What is needed: Write the data out again exactly, dropping any images it holds.

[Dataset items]

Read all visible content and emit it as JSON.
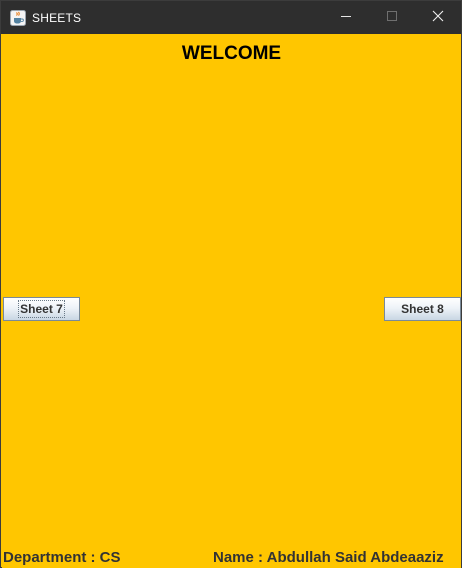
{
  "window": {
    "title": "SHEETS",
    "app_icon": "java-cup-icon"
  },
  "title_controls": {
    "minimize_icon": "minimize-icon",
    "maximize_icon": "maximize-icon",
    "close_icon": "close-icon"
  },
  "main": {
    "heading": "WELCOME",
    "background_color": "#ffc600"
  },
  "buttons": {
    "left_label": "Sheet 7",
    "right_label": "Sheet 8"
  },
  "footer": {
    "department": "Department : CS",
    "name": "Name : Abdullah Said Abdeaaziz"
  }
}
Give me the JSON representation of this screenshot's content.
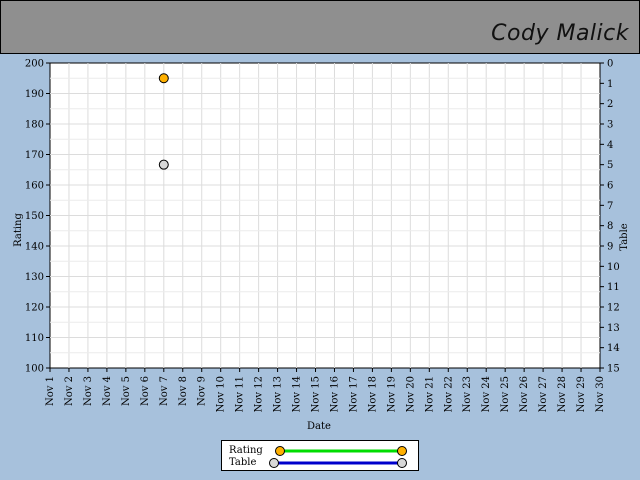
{
  "header": {
    "name": "Cody Malick"
  },
  "legend": {
    "rating_label": "Rating",
    "table_label": "Table"
  },
  "colors": {
    "background": "#a7c1dc",
    "header": "#8f8f8f",
    "rating": "#00dd00",
    "rating_marker": "#ffb000",
    "table": "#0000cc",
    "table_marker": "#d8d8d8",
    "grid": "#dcdcdc"
  },
  "chart_data": {
    "type": "scatter",
    "xlabel": "Date",
    "ylabel": "Rating",
    "y2label": "Table",
    "categories": [
      "Nov 1",
      "Nov 2",
      "Nov 3",
      "Nov 4",
      "Nov 5",
      "Nov 6",
      "Nov 7",
      "Nov 8",
      "Nov 9",
      "Nov 10",
      "Nov 11",
      "Nov 12",
      "Nov 13",
      "Nov 14",
      "Nov 15",
      "Nov 16",
      "Nov 17",
      "Nov 18",
      "Nov 19",
      "Nov 20",
      "Nov 21",
      "Nov 22",
      "Nov 23",
      "Nov 24",
      "Nov 25",
      "Nov 26",
      "Nov 27",
      "Nov 28",
      "Nov 29",
      "Nov 30"
    ],
    "ylim": [
      100,
      200
    ],
    "yticks": [
      100,
      110,
      120,
      130,
      140,
      150,
      160,
      170,
      180,
      190,
      200
    ],
    "y2lim": [
      0,
      15
    ],
    "y2_inverted": true,
    "y2ticks": [
      0,
      1,
      2,
      3,
      4,
      5,
      6,
      7,
      8,
      9,
      10,
      11,
      12,
      13,
      14,
      15
    ],
    "grid": true,
    "legend_position": "bottom-center",
    "series": [
      {
        "name": "Rating",
        "axis": "left",
        "points": [
          {
            "x": "Nov 7",
            "y": 195
          }
        ]
      },
      {
        "name": "Table",
        "axis": "right",
        "points": [
          {
            "x": "Nov 7",
            "y": 5
          }
        ]
      }
    ]
  }
}
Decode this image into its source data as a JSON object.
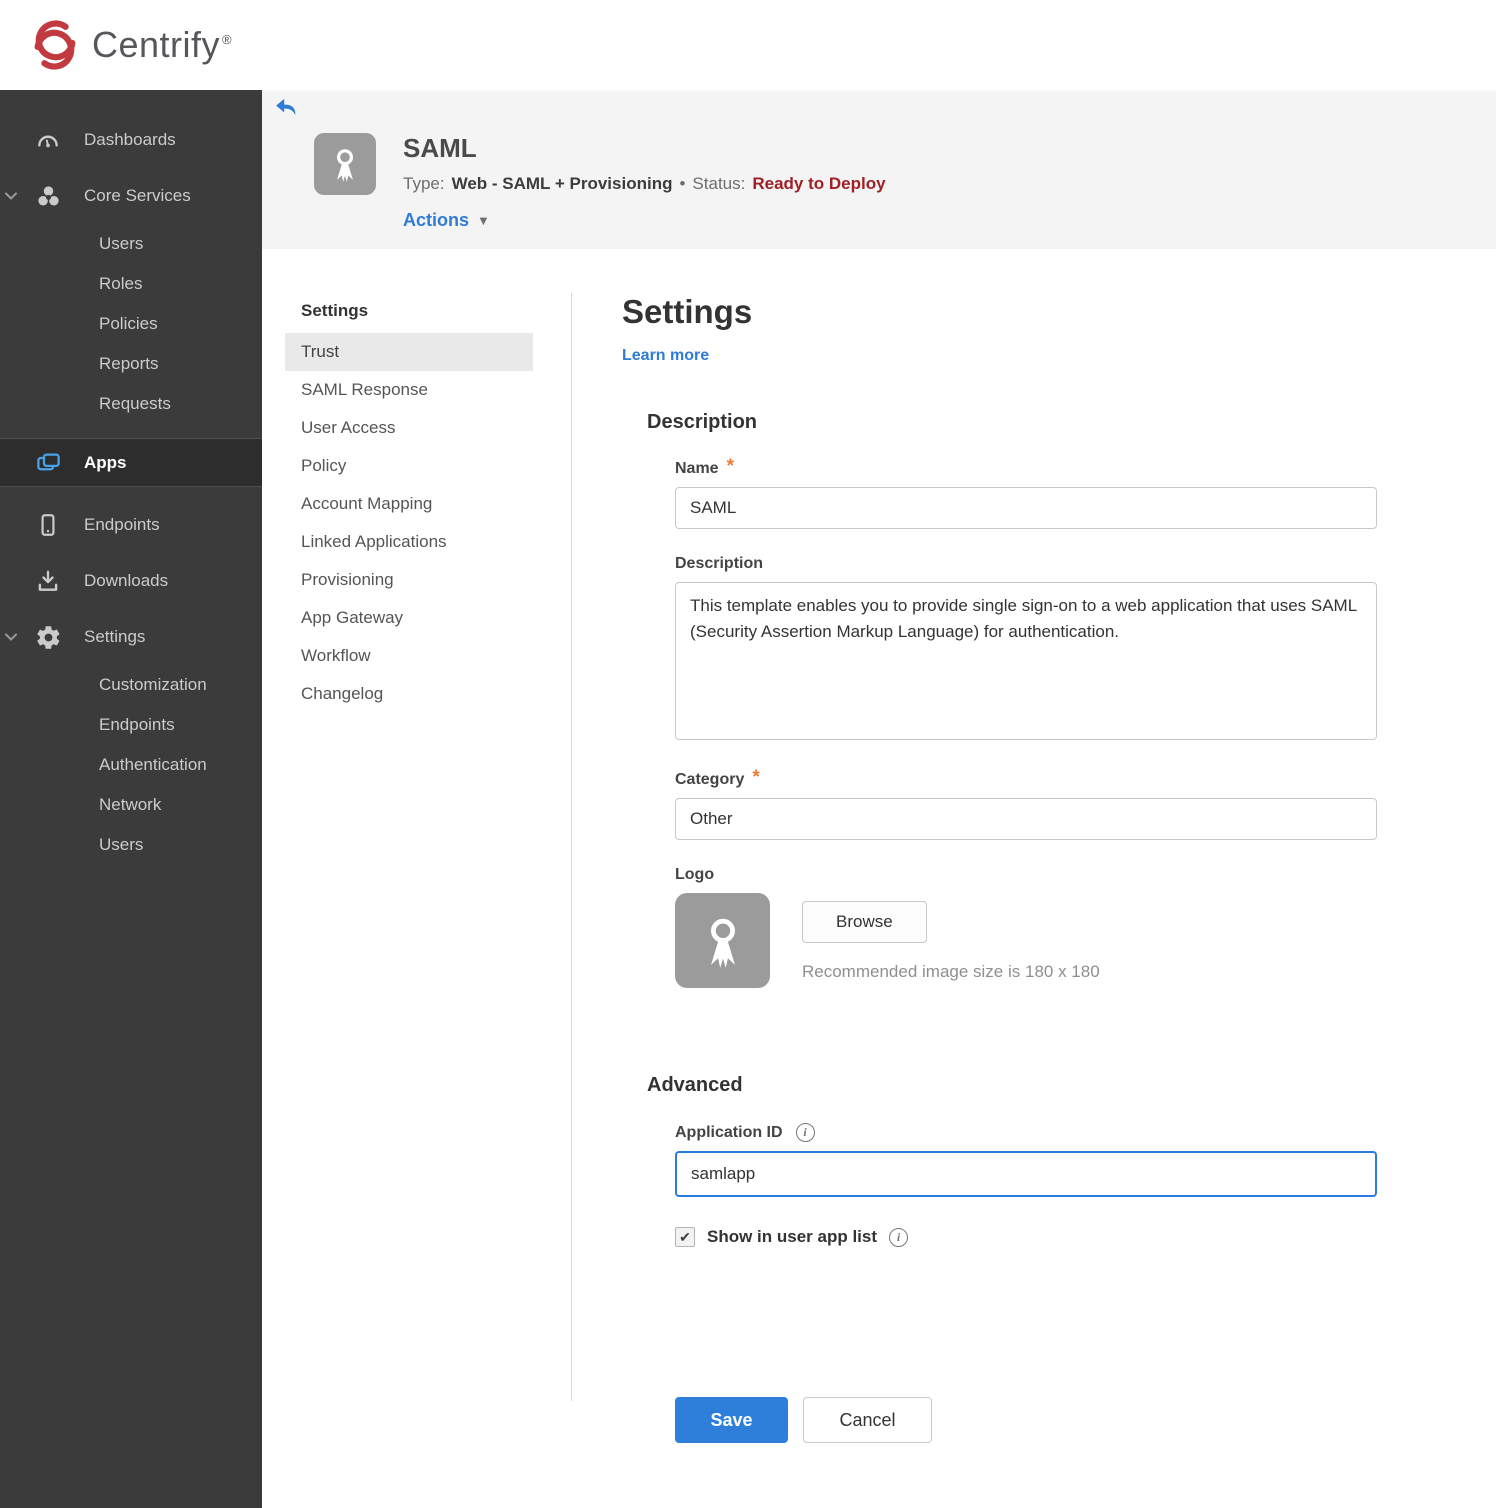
{
  "brand": {
    "name": "Centrify",
    "reg_mark": "®",
    "logo_color": "#c23a40"
  },
  "sidebar": {
    "items": [
      {
        "label": "Dashboards",
        "icon": "gauge-icon",
        "level": 0
      },
      {
        "label": "Core Services",
        "icon": "core-services-icon",
        "level": 0,
        "expanded": true
      },
      {
        "label": "Users",
        "level": 1
      },
      {
        "label": "Roles",
        "level": 1
      },
      {
        "label": "Policies",
        "level": 1
      },
      {
        "label": "Reports",
        "level": 1
      },
      {
        "label": "Requests",
        "level": 1
      },
      {
        "label": "Apps",
        "icon": "apps-icon",
        "level": 0,
        "active": true
      },
      {
        "label": "Endpoints",
        "icon": "phone-icon",
        "level": 0
      },
      {
        "label": "Downloads",
        "icon": "download-icon",
        "level": 0
      },
      {
        "label": "Settings",
        "icon": "gear-icon",
        "level": 0,
        "expanded": true
      },
      {
        "label": "Customization",
        "level": 1
      },
      {
        "label": "Endpoints",
        "level": 1
      },
      {
        "label": "Authentication",
        "level": 1
      },
      {
        "label": "Network",
        "level": 1
      },
      {
        "label": "Users",
        "level": 1
      }
    ]
  },
  "header": {
    "title": "SAML",
    "type_label": "Type:",
    "type_value": "Web - SAML + Provisioning",
    "separator": "•",
    "status_label": "Status:",
    "status_value": "Ready to Deploy",
    "status_color": "#9f2026",
    "actions_label": "Actions"
  },
  "subnav": {
    "heading": "Settings",
    "active_item": "Trust",
    "items": [
      "Trust",
      "SAML Response",
      "User Access",
      "Policy",
      "Account Mapping",
      "Linked Applications",
      "Provisioning",
      "App Gateway",
      "Workflow",
      "Changelog"
    ]
  },
  "main": {
    "title": "Settings",
    "learn_more_label": "Learn more",
    "required_marker": "*",
    "description_section": {
      "heading": "Description",
      "name_label": "Name",
      "name_value": "SAML",
      "description_label": "Description",
      "description_value": "This template enables you to provide single sign-on to a web application that uses SAML (Security Assertion Markup Language) for authentication.",
      "category_label": "Category",
      "category_value": "Other",
      "logo_label": "Logo",
      "browse_label": "Browse",
      "logo_hint": "Recommended image size is 180 x 180"
    },
    "advanced_section": {
      "heading": "Advanced",
      "application_id_label": "Application ID",
      "application_id_value": "samlapp",
      "show_in_user_app_list_label": "Show in user app list",
      "show_in_user_app_list_checked": true
    },
    "save_label": "Save",
    "cancel_label": "Cancel"
  },
  "colors": {
    "accent_blue": "#2e7cd6",
    "save_blue": "#2e7fd9",
    "status_red": "#9f2026",
    "required_orange": "#ee7b30",
    "sidebar_bg": "#3b3b3b",
    "header_strip_bg": "#f4f4f4",
    "apps_icon_blue": "#4aa3e8"
  }
}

Exercise solution:
Read all visible content and emit it as JSON.
{
  "window": {
    "title": "SHEETS",
    "app_icon": "java-cup-icon"
  },
  "title_controls": {
    "minimize_icon": "minimize-icon",
    "maximize_icon": "maximize-icon",
    "close_icon": "close-icon"
  },
  "main": {
    "heading": "WELCOME",
    "background_color": "#ffc600"
  },
  "buttons": {
    "left_label": "Sheet 7",
    "right_label": "Sheet 8"
  },
  "footer": {
    "department": "Department : CS",
    "name": "Name : Abdullah Said Abdeaaziz"
  }
}
Give me the JSON representation of this screenshot's content.
{
  "header": {
    "name": "Cody Malick"
  },
  "legend": {
    "rating_label": "Rating",
    "table_label": "Table"
  },
  "colors": {
    "background": "#a7c1dc",
    "header": "#8f8f8f",
    "rating": "#00dd00",
    "rating_marker": "#ffb000",
    "table": "#0000cc",
    "table_marker": "#d8d8d8",
    "grid": "#dcdcdc"
  },
  "chart_data": {
    "type": "scatter",
    "xlabel": "Date",
    "ylabel": "Rating",
    "y2label": "Table",
    "categories": [
      "Nov 1",
      "Nov 2",
      "Nov 3",
      "Nov 4",
      "Nov 5",
      "Nov 6",
      "Nov 7",
      "Nov 8",
      "Nov 9",
      "Nov 10",
      "Nov 11",
      "Nov 12",
      "Nov 13",
      "Nov 14",
      "Nov 15",
      "Nov 16",
      "Nov 17",
      "Nov 18",
      "Nov 19",
      "Nov 20",
      "Nov 21",
      "Nov 22",
      "Nov 23",
      "Nov 24",
      "Nov 25",
      "Nov 26",
      "Nov 27",
      "Nov 28",
      "Nov 29",
      "Nov 30"
    ],
    "ylim": [
      100,
      200
    ],
    "yticks": [
      100,
      110,
      120,
      130,
      140,
      150,
      160,
      170,
      180,
      190,
      200
    ],
    "y2lim": [
      0,
      15
    ],
    "y2_inverted": true,
    "y2ticks": [
      0,
      1,
      2,
      3,
      4,
      5,
      6,
      7,
      8,
      9,
      10,
      11,
      12,
      13,
      14,
      15
    ],
    "grid": true,
    "legend_position": "bottom-center",
    "series": [
      {
        "name": "Rating",
        "axis": "left",
        "points": [
          {
            "x": "Nov 7",
            "y": 195
          }
        ]
      },
      {
        "name": "Table",
        "axis": "right",
        "points": [
          {
            "x": "Nov 7",
            "y": 5
          }
        ]
      }
    ]
  }
}
Decode this image into its source data as a JSON object.
{
  "brand": {
    "name": "Centrify",
    "reg_mark": "®",
    "logo_color": "#c23a40"
  },
  "sidebar": {
    "items": [
      {
        "label": "Dashboards",
        "icon": "gauge-icon",
        "level": 0
      },
      {
        "label": "Core Services",
        "icon": "core-services-icon",
        "level": 0,
        "expanded": true
      },
      {
        "label": "Users",
        "level": 1
      },
      {
        "label": "Roles",
        "level": 1
      },
      {
        "label": "Policies",
        "level": 1
      },
      {
        "label": "Reports",
        "level": 1
      },
      {
        "label": "Requests",
        "level": 1
      },
      {
        "label": "Apps",
        "icon": "apps-icon",
        "level": 0,
        "active": true
      },
      {
        "label": "Endpoints",
        "icon": "phone-icon",
        "level": 0
      },
      {
        "label": "Downloads",
        "icon": "download-icon",
        "level": 0
      },
      {
        "label": "Settings",
        "icon": "gear-icon",
        "level": 0,
        "expanded": true
      },
      {
        "label": "Customization",
        "level": 1
      },
      {
        "label": "Endpoints",
        "level": 1
      },
      {
        "label": "Authentication",
        "level": 1
      },
      {
        "label": "Network",
        "level": 1
      },
      {
        "label": "Users",
        "level": 1
      }
    ]
  },
  "header": {
    "title": "SAML",
    "type_label": "Type:",
    "type_value": "Web - SAML + Provisioning",
    "separator": "•",
    "status_label": "Status:",
    "status_value": "Ready to Deploy",
    "status_color": "#9f2026",
    "actions_label": "Actions"
  },
  "subnav": {
    "heading": "Settings",
    "active_item": "Trust",
    "items": [
      "Trust",
      "SAML Response",
      "User Access",
      "Policy",
      "Account Mapping",
      "Linked Applications",
      "Provisioning",
      "App Gateway",
      "Workflow",
      "Changelog"
    ]
  },
  "main": {
    "title": "Settings",
    "learn_more_label": "Learn more",
    "required_marker": "*",
    "description_section": {
      "heading": "Description",
      "name_label": "Name",
      "name_value": "SAML",
      "description_label": "Description",
      "description_value": "This template enables you to provide single sign-on to a web application that uses SAML (Security Assertion Markup Language) for authentication.",
      "category_label": "Category",
      "category_value": "Other",
      "logo_label": "Logo",
      "browse_label": "Browse",
      "logo_hint": "Recommended image size is 180 x 180"
    },
    "advanced_section": {
      "heading": "Advanced",
      "application_id_label": "Application ID",
      "application_id_value": "samlapp",
      "show_in_user_app_list_label": "Show in user app list",
      "show_in_user_app_list_checked": true
    },
    "save_label": "Save",
    "cancel_label": "Cancel"
  },
  "colors": {
    "accent_blue": "#2e7cd6",
    "save_blue": "#2e7fd9",
    "status_red": "#9f2026",
    "required_orange": "#ee7b30",
    "sidebar_bg": "#3b3b3b",
    "header_strip_bg": "#f4f4f4",
    "apps_icon_blue": "#4aa3e8"
  }
}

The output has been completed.